• Stored items

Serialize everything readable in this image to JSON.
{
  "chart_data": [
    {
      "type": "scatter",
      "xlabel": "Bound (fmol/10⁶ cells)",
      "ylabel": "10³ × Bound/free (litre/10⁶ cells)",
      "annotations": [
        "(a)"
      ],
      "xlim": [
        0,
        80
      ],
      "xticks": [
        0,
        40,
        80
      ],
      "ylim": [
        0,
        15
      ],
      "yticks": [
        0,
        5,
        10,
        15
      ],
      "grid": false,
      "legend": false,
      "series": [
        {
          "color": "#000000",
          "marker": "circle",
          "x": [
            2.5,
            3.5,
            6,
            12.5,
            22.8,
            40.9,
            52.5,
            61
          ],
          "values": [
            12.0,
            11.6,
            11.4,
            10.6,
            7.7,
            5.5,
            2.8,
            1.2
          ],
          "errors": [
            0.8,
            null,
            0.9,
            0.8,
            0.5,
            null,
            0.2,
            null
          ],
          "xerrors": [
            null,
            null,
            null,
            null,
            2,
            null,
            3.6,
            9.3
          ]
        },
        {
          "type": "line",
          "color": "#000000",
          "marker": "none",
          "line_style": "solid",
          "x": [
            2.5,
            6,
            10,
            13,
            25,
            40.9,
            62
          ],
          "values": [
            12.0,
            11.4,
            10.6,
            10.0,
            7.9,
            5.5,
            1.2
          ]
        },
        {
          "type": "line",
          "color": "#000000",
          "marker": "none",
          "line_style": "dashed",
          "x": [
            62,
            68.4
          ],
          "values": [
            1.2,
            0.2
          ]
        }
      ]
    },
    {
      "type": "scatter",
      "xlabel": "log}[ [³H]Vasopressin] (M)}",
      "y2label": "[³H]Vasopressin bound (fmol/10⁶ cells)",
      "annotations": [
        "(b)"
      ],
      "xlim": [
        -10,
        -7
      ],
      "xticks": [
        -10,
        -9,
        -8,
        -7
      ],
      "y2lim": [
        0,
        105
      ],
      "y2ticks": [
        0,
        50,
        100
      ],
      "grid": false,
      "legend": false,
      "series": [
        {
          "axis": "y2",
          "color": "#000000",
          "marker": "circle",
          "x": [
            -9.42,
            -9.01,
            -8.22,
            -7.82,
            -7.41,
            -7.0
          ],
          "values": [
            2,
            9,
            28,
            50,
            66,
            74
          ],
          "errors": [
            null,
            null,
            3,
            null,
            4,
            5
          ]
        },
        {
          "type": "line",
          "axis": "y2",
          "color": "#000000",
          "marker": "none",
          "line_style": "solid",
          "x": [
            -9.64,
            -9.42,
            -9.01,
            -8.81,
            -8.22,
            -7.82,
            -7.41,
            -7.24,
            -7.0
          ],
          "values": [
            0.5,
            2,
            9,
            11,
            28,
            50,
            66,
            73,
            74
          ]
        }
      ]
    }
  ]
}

• INSTRUCTIONS TO FOLLOW
Copy every line of the records above exactly.

• WRITTEN RESPONSE
Serialize everything readable in this image to JSON.
{
  "chart_data": [
    {
      "type": "scatter",
      "xlabel": "Bound (fmol/10⁶ cells)",
      "ylabel": "10³ × Bound/free (litre/10⁶ cells)",
      "annotations": [
        "(a)"
      ],
      "xlim": [
        0,
        80
      ],
      "xticks": [
        0,
        40,
        80
      ],
      "ylim": [
        0,
        15
      ],
      "yticks": [
        0,
        5,
        10,
        15
      ],
      "grid": false,
      "legend": false,
      "series": [
        {
          "color": "#000000",
          "marker": "circle",
          "x": [
            2.5,
            3.5,
            6,
            12.5,
            22.8,
            40.9,
            52.5,
            61
          ],
          "values": [
            12.0,
            11.6,
            11.4,
            10.6,
            7.7,
            5.5,
            2.8,
            1.2
          ],
          "errors": [
            0.8,
            null,
            0.9,
            0.8,
            0.5,
            null,
            0.2,
            null
          ],
          "xerrors": [
            null,
            null,
            null,
            null,
            2,
            null,
            3.6,
            9.3
          ]
        },
        {
          "type": "line",
          "color": "#000000",
          "marker": "none",
          "line_style": "solid",
          "x": [
            2.5,
            6,
            10,
            13,
            25,
            40.9,
            62
          ],
          "values": [
            12.0,
            11.4,
            10.6,
            10.0,
            7.9,
            5.5,
            1.2
          ]
        },
        {
          "type": "line",
          "color": "#000000",
          "marker": "none",
          "line_style": "dashed",
          "x": [
            62,
            68.4
          ],
          "values": [
            1.2,
            0.2
          ]
        }
      ]
    },
    {
      "type": "scatter",
      "xlabel": "log}[ [³H]Vasopressin] (M)}",
      "y2label": "[³H]Vasopressin bound (fmol/10⁶ cells)",
      "annotations": [
        "(b)"
      ],
      "xlim": [
        -10,
        -7
      ],
      "xticks": [
        -10,
        -9,
        -8,
        -7
      ],
      "y2lim": [
        0,
        105
      ],
      "y2ticks": [
        0,
        50,
        100
      ],
      "grid": false,
      "legend": false,
      "series": [
        {
          "axis": "y2",
          "color": "#000000",
          "marker": "circle",
          "x": [
            -9.42,
            -9.01,
            -8.22,
            -7.82,
            -7.41,
            -7.0
          ],
          "values": [
            2,
            9,
            28,
            50,
            66,
            74
          ],
          "errors": [
            null,
            null,
            3,
            null,
            4,
            5
          ]
        },
        {
          "type": "line",
          "axis": "y2",
          "color": "#000000",
          "marker": "none",
          "line_style": "solid",
          "x": [
            -9.64,
            -9.42,
            -9.01,
            -8.81,
            -8.22,
            -7.82,
            -7.41,
            -7.24,
            -7.0
          ],
          "values": [
            0.5,
            2,
            9,
            11,
            28,
            50,
            66,
            73,
            74
          ]
        }
      ]
    }
  ]
}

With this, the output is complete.